# Start of Source data

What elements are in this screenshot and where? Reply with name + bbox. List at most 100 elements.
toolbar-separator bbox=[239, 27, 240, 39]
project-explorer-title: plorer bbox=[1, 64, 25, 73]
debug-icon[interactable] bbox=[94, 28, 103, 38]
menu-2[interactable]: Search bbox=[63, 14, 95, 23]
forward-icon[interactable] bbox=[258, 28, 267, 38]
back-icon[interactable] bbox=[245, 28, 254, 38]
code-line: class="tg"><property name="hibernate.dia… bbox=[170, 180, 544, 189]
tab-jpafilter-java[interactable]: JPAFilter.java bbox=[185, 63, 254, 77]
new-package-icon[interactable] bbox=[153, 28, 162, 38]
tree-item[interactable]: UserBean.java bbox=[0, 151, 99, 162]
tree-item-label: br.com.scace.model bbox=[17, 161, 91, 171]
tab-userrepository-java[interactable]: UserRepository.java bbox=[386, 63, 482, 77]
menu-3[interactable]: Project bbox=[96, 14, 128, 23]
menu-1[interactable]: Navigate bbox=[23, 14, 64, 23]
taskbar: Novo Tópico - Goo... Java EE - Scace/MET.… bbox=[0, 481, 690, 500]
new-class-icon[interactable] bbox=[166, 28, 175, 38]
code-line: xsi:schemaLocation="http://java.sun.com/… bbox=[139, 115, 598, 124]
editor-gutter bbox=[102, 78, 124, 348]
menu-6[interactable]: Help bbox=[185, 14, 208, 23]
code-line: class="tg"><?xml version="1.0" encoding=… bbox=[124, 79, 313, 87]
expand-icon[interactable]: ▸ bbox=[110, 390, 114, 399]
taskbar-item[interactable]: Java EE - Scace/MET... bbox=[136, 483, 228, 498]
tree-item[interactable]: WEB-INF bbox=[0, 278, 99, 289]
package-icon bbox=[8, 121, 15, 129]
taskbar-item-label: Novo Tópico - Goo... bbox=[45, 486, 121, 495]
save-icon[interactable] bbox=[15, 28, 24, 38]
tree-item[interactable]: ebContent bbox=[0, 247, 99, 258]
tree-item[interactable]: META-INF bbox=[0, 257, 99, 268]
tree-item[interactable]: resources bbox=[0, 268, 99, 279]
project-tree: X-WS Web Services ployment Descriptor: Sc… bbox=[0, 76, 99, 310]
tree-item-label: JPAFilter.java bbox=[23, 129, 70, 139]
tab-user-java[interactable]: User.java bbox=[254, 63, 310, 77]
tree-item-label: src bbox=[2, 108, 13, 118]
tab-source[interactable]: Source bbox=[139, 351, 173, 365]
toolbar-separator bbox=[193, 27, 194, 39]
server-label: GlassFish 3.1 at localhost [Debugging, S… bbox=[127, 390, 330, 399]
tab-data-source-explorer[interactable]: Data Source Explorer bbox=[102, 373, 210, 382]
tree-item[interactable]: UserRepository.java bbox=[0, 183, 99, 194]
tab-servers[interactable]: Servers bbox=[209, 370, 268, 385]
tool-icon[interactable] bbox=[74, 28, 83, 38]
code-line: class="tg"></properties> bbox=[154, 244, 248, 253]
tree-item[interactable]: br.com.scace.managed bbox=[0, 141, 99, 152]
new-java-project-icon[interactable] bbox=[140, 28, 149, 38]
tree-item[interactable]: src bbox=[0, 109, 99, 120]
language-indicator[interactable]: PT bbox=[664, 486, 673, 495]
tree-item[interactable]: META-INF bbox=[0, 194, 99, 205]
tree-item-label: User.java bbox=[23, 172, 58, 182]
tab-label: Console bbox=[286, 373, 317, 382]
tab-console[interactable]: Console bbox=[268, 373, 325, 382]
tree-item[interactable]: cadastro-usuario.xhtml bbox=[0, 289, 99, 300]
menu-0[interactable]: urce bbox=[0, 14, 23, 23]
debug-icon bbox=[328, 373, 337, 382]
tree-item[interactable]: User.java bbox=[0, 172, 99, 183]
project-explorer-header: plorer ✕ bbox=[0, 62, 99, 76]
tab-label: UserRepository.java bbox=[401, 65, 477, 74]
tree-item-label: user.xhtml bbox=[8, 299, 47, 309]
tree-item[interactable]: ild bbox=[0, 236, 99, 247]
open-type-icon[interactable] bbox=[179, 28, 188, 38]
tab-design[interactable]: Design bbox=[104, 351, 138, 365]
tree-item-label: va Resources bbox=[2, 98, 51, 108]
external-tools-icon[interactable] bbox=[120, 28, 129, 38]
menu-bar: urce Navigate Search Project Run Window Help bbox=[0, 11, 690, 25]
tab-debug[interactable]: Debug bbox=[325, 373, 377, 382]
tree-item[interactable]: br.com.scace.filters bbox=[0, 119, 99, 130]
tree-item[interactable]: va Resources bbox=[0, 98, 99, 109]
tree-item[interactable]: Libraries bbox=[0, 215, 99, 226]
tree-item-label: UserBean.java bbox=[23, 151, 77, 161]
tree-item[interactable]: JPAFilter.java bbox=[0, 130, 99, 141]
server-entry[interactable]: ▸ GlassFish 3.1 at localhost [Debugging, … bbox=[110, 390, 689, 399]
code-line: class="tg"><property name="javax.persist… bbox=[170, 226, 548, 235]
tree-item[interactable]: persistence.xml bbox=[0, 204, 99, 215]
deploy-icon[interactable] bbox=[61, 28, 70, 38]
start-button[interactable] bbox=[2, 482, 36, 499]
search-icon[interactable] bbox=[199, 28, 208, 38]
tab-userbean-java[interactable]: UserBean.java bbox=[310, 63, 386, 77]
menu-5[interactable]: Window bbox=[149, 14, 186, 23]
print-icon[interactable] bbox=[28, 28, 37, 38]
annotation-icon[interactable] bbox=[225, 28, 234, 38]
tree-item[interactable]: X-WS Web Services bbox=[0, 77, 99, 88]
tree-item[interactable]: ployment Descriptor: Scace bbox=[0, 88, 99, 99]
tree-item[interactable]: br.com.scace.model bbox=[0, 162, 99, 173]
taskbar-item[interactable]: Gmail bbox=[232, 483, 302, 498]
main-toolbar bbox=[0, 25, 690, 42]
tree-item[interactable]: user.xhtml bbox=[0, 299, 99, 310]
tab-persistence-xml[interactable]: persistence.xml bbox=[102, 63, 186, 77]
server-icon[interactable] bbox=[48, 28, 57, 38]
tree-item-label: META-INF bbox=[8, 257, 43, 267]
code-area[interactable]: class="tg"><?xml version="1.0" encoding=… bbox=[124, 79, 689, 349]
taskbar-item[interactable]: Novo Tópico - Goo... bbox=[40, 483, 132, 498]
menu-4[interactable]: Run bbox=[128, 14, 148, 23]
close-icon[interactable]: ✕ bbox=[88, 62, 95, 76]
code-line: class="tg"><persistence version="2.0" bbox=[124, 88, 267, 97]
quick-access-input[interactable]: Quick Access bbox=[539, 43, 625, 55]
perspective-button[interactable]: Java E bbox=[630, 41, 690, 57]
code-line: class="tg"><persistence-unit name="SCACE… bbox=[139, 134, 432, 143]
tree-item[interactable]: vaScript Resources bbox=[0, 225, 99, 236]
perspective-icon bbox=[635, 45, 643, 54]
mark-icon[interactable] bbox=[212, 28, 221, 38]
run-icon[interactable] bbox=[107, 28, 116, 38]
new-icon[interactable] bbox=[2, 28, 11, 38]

# End of Source data

- _Description of the task_
Rewrite the stretch from the start of the records through the line containing "new-package-icon[interactable] bbox=[153, 28, 162, 38]", putting "Find" in place of "Search" and keeping everything else the same.

- _Written answer_
What elements are in this screenshot and where? Reply with name + bbox. List at most 100 elements.
toolbar-separator bbox=[239, 27, 240, 39]
project-explorer-title: plorer bbox=[1, 64, 25, 73]
debug-icon[interactable] bbox=[94, 28, 103, 38]
menu-2[interactable]: Find bbox=[63, 14, 95, 23]
forward-icon[interactable] bbox=[258, 28, 267, 38]
back-icon[interactable] bbox=[245, 28, 254, 38]
code-line: class="tg"><property name="hibernate.dia… bbox=[170, 180, 544, 189]
tab-jpafilter-java[interactable]: JPAFilter.java bbox=[185, 63, 254, 77]
new-package-icon[interactable] bbox=[153, 28, 162, 38]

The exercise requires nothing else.